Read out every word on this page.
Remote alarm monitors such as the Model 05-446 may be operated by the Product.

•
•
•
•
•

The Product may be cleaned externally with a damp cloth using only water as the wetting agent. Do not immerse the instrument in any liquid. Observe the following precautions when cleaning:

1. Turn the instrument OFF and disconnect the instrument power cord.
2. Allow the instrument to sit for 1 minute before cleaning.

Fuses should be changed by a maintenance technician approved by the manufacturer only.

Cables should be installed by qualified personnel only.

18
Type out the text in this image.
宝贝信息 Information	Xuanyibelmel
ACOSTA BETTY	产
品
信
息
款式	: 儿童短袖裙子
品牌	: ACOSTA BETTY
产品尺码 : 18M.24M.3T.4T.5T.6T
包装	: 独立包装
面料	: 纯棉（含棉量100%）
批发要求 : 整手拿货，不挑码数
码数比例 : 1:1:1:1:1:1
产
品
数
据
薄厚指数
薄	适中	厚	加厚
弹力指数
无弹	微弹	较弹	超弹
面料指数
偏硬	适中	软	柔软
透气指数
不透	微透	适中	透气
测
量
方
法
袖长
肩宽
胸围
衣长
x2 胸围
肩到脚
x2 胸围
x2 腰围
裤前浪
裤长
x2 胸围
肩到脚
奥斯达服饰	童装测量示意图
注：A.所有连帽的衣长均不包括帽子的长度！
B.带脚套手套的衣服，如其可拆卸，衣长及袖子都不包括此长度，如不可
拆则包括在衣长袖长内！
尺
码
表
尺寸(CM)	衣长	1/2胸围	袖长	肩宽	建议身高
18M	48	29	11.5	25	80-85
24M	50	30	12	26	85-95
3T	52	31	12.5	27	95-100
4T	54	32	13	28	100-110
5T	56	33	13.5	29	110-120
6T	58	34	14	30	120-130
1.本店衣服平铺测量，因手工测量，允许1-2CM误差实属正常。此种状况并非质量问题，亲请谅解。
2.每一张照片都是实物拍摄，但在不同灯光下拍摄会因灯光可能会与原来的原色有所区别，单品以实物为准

▸ **Aim of the task**
For each line of the listing that holds the word "instrument", show that line.

▸ **Exercise result**
The Product may be cleaned externally with a damp cloth using only water as the wetting agent. Do not immerse the instrument in any liquid. Observe the following precautions when cleaning:
1. Turn the instrument OFF and disconnect the instrument power cord.
2. Allow the instrument to sit for 1 minute before cleaning.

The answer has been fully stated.